↓↓↓

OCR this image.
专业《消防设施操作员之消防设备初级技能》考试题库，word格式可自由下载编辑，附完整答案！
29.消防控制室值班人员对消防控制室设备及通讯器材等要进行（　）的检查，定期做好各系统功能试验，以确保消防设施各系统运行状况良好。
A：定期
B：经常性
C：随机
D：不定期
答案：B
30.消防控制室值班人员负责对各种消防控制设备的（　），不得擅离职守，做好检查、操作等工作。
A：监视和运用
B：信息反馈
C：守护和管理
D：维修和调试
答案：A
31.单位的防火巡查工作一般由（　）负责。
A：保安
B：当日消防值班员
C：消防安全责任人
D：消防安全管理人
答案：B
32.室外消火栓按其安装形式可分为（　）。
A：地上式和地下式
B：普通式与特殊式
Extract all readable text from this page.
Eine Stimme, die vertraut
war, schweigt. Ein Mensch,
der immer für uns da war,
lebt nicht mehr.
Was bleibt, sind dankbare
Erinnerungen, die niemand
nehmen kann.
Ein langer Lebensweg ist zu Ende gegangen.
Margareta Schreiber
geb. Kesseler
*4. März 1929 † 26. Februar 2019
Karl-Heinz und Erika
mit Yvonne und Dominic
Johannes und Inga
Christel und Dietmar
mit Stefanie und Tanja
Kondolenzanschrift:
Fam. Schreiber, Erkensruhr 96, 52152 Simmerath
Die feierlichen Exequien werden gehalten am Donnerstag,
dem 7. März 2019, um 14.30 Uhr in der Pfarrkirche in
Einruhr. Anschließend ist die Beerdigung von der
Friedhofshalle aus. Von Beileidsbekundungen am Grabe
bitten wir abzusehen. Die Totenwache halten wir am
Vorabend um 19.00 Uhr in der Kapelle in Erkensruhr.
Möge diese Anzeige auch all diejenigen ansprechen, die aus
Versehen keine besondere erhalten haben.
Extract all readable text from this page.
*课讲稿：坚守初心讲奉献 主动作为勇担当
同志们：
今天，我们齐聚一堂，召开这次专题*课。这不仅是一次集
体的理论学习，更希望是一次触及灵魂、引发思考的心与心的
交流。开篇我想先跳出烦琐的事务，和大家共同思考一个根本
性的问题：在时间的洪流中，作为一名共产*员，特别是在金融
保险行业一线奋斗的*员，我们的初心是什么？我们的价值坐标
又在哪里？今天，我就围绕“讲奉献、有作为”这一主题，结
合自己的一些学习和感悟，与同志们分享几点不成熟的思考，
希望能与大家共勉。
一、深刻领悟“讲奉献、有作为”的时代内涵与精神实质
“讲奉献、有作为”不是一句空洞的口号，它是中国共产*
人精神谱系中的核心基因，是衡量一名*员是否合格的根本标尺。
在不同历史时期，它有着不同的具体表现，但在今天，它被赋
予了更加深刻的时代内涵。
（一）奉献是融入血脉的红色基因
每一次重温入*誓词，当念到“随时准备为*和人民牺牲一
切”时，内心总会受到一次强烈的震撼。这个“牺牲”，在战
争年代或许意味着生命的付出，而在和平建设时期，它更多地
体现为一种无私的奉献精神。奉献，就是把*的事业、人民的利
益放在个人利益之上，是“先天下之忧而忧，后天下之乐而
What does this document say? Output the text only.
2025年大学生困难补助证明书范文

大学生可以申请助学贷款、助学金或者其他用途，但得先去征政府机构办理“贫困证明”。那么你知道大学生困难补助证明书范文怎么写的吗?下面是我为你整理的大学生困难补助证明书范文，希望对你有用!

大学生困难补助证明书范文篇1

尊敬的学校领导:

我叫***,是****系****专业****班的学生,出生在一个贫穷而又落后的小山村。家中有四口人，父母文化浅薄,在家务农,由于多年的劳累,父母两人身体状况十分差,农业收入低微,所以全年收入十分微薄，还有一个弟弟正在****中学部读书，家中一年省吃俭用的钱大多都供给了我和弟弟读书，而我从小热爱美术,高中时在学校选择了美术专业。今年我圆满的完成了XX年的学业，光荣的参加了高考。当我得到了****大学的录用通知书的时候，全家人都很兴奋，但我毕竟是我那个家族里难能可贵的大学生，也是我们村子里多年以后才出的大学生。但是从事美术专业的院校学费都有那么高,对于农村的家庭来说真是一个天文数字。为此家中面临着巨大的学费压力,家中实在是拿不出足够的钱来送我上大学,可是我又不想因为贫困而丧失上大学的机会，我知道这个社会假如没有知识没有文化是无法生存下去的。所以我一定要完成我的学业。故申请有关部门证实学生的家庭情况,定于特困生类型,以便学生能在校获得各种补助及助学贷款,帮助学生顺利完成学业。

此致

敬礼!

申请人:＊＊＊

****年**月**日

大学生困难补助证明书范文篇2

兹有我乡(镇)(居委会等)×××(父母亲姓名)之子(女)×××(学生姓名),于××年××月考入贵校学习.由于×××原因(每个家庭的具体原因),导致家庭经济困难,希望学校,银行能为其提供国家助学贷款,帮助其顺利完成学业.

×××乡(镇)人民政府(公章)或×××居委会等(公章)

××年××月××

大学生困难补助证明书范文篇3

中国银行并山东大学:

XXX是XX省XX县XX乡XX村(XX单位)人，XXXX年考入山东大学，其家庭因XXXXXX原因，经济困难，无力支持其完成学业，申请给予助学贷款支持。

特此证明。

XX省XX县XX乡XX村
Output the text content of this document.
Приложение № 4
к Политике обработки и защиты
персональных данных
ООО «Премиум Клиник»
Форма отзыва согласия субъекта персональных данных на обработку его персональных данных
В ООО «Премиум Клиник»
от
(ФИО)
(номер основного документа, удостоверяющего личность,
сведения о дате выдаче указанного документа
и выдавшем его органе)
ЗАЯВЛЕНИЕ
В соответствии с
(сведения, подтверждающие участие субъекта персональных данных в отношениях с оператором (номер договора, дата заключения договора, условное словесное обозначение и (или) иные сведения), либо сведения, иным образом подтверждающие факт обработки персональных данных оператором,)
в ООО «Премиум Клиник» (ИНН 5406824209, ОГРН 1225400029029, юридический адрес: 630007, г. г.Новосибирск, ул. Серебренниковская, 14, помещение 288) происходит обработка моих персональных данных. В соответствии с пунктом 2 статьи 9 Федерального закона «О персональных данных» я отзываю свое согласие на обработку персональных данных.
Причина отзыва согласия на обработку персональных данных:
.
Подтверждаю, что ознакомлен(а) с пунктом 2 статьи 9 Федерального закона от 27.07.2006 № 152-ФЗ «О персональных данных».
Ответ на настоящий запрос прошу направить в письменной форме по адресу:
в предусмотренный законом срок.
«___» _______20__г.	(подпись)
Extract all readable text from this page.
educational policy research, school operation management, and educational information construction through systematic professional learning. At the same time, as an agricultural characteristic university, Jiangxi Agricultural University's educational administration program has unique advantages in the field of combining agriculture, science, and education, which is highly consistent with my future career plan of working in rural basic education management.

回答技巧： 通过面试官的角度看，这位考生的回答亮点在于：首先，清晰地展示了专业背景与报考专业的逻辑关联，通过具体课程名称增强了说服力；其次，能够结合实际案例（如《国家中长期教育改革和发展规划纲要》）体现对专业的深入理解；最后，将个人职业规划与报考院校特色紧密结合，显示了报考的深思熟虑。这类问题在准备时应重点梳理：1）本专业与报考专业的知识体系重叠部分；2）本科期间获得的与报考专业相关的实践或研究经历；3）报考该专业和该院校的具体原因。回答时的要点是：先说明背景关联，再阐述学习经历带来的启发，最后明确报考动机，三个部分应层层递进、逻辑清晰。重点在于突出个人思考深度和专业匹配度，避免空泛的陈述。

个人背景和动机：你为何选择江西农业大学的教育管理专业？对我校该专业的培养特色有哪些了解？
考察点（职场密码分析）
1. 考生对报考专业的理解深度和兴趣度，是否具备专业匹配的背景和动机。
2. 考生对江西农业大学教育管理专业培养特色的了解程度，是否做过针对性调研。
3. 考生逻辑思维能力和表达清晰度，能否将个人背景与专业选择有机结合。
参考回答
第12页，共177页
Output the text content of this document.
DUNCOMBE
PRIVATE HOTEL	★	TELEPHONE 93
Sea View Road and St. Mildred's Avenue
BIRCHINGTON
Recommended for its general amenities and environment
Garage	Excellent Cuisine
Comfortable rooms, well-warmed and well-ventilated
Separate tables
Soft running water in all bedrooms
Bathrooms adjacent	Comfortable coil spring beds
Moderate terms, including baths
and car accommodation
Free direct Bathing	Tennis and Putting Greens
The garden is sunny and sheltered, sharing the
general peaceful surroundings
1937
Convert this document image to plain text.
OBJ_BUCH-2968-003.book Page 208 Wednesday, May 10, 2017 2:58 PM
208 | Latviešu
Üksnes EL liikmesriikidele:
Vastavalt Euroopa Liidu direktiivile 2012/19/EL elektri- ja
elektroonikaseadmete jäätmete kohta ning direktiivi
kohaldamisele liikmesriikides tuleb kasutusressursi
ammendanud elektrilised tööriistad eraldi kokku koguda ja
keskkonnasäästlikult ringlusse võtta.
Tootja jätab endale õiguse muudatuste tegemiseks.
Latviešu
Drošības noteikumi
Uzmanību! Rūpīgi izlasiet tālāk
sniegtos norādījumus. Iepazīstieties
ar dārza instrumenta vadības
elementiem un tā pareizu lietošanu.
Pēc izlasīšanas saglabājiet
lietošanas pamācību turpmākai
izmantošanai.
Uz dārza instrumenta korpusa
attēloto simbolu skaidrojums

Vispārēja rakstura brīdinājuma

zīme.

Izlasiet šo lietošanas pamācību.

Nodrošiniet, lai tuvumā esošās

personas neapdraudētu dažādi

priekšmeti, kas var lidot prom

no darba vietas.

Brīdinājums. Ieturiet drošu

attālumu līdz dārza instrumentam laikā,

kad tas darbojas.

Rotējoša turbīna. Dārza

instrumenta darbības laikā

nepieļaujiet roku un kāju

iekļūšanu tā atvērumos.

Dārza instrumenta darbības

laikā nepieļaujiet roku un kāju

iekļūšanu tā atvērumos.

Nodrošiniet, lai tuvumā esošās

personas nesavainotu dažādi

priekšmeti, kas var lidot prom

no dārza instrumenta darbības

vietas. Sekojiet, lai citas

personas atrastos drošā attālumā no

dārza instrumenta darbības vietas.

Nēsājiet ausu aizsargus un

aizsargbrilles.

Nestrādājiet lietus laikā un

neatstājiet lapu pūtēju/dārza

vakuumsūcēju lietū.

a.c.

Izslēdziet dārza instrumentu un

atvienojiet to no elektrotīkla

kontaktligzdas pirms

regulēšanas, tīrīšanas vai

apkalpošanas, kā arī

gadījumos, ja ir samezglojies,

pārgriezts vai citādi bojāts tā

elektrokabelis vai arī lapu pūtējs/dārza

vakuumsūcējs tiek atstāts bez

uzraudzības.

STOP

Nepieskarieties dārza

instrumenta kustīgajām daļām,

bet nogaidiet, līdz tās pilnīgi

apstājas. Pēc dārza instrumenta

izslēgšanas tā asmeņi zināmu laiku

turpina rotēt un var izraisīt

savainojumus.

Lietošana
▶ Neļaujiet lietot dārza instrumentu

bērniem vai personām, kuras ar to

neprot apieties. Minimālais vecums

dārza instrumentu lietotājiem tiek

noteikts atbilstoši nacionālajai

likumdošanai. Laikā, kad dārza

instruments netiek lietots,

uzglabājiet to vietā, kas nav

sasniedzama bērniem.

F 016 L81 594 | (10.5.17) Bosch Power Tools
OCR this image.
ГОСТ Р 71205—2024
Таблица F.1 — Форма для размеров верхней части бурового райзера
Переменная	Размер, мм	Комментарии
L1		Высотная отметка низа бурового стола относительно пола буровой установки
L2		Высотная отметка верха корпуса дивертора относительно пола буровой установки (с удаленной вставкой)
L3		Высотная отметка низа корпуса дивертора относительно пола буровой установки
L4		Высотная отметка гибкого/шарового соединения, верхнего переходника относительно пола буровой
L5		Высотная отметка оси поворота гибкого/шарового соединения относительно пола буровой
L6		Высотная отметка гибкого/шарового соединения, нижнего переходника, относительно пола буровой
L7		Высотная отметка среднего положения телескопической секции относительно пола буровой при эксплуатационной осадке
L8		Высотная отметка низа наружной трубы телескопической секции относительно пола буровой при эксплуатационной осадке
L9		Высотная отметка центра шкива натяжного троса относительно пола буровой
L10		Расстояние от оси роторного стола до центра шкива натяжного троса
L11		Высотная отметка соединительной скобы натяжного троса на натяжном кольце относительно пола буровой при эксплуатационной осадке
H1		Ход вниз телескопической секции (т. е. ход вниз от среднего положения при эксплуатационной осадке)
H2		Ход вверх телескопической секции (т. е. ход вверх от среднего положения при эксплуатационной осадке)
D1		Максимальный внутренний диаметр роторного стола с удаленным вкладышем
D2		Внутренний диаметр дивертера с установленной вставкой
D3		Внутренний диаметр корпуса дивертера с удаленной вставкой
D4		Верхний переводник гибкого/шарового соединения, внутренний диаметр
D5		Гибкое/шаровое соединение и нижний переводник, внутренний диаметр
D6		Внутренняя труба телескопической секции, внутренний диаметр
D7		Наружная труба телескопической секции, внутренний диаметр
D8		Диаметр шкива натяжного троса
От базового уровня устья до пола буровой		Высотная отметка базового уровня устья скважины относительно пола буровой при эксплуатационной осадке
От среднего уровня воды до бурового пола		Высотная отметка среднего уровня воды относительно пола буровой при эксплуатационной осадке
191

↑↑↑

## Stated task
Examine the records and pull out every line where the string "general" occurs.

## Solution for this task
Recommended for its general amenities and environment
general peaceful surroundings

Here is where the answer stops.